* Begin Dataset entries *

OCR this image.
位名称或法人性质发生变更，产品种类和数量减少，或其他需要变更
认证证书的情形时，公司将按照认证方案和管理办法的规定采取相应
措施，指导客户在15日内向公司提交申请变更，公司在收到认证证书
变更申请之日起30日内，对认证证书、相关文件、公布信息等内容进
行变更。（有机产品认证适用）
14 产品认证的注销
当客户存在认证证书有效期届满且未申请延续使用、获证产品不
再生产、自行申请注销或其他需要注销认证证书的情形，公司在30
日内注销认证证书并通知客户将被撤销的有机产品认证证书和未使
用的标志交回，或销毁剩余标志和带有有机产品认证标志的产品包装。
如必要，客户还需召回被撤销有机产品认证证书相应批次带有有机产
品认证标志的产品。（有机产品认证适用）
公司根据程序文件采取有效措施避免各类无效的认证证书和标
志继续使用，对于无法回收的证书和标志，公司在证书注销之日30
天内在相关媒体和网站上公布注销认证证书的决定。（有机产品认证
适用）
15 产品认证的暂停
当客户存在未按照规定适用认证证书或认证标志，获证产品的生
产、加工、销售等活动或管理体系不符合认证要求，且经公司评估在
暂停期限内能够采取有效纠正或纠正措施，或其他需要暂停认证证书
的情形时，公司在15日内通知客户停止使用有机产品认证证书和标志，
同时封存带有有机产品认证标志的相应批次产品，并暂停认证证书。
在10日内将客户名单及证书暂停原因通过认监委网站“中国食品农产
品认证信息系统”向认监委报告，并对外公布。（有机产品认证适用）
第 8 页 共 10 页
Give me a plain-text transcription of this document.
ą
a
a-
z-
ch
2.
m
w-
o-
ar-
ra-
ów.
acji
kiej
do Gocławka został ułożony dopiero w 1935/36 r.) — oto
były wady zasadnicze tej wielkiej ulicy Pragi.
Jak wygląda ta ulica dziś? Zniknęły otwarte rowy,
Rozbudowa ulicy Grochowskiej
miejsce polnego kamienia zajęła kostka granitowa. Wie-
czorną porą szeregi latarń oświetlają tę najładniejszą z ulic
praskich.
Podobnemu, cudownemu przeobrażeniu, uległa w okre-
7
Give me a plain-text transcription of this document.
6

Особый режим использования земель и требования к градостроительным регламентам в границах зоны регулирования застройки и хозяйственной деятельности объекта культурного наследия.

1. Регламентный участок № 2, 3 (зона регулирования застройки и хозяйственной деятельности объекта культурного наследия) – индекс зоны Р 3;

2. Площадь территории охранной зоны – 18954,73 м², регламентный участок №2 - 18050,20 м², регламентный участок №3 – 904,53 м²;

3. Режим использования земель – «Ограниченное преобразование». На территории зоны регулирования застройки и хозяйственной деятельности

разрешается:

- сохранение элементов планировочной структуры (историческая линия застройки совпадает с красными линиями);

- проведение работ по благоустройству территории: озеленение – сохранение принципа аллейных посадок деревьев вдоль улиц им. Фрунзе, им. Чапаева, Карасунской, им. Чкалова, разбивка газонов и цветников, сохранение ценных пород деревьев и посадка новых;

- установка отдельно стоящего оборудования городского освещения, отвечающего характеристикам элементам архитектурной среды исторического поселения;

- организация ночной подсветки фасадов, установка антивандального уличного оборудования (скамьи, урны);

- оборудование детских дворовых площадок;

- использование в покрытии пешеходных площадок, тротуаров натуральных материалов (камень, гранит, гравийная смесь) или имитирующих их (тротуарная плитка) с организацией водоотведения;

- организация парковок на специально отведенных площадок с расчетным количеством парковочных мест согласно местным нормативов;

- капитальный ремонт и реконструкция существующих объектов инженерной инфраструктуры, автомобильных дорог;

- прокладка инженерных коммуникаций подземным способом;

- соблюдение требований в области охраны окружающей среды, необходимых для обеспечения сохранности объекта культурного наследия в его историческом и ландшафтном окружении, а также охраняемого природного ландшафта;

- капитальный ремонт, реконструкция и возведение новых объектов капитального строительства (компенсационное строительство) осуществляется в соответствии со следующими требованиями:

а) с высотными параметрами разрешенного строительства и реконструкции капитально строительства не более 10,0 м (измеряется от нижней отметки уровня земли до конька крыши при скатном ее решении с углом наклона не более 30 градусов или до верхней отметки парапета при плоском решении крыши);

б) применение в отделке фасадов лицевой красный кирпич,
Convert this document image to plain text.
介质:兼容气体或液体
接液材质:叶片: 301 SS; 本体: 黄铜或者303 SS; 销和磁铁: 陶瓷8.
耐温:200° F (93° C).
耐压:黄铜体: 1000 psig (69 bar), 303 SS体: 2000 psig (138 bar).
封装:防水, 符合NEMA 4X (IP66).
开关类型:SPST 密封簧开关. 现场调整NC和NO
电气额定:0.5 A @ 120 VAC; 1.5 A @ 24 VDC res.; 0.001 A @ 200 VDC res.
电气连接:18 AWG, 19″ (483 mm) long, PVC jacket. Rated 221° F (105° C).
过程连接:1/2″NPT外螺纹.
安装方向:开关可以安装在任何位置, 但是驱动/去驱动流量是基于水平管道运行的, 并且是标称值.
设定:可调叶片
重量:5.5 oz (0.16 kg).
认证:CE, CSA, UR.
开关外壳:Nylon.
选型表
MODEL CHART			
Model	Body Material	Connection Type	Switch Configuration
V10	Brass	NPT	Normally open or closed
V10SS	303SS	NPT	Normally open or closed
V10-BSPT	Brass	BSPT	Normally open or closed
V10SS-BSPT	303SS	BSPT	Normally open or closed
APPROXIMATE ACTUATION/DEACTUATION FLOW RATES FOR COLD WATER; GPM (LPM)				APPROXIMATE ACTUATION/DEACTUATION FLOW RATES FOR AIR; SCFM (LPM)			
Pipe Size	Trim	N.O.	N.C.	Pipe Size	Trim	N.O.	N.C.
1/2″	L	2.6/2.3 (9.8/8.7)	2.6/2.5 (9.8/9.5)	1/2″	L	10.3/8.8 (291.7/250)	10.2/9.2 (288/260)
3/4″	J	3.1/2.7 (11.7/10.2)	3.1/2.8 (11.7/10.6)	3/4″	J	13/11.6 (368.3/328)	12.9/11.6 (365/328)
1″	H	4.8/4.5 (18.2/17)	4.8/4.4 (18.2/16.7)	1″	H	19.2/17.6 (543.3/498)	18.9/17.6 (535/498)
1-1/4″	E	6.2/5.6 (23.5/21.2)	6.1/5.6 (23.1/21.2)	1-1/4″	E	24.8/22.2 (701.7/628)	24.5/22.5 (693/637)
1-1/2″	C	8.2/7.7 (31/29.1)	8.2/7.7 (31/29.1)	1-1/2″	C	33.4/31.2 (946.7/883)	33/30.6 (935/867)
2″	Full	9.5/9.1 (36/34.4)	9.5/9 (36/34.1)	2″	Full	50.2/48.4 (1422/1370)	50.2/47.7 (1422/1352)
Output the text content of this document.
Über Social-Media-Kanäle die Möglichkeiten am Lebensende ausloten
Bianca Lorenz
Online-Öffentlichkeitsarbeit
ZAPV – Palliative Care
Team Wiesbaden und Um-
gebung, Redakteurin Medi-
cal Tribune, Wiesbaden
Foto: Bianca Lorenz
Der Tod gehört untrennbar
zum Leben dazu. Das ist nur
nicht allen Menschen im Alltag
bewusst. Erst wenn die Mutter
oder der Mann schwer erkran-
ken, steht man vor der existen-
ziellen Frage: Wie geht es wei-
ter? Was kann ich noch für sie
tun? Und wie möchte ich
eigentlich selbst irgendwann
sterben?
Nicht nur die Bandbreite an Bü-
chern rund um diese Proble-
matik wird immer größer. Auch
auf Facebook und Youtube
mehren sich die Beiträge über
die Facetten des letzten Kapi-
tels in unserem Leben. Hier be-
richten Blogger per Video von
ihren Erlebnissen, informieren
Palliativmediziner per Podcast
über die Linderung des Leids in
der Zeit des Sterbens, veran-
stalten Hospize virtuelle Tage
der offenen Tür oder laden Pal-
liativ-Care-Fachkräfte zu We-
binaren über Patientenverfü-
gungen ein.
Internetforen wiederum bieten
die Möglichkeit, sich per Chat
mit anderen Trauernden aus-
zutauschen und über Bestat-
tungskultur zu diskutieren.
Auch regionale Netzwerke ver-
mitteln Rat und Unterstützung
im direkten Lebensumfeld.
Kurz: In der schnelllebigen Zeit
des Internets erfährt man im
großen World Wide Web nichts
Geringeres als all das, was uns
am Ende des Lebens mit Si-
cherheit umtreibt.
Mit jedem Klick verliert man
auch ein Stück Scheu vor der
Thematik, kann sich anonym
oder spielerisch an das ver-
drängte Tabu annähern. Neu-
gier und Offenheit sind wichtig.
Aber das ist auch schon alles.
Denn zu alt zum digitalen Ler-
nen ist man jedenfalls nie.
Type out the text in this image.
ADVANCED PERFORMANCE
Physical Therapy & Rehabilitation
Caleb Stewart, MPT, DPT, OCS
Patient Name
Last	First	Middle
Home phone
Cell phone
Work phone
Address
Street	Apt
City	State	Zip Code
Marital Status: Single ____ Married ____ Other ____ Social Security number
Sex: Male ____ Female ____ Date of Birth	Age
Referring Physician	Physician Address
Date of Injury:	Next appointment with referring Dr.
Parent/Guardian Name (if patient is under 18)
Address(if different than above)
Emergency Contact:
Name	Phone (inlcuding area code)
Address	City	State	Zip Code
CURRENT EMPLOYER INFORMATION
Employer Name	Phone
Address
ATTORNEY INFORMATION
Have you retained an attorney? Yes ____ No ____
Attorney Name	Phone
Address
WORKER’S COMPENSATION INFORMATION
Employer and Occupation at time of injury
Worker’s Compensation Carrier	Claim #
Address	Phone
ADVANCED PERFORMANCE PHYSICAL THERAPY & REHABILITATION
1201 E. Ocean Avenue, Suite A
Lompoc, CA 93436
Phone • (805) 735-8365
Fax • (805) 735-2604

* End Dataset entries *

Given instruction: Copy all lines of the listing above that contain the string "среды".

Final answer:
- установка отдельно стоящего оборудования городского освещения, отвечающего характеристикам элементам архитектурной среды исторического поселения;
- соблюдение требований в области охраны окружающей среды, необходимых для обеспечения сохранности объекта культурного наследия в его историческом и ландшафтном окружении, а также охраняемого природного ландшафта;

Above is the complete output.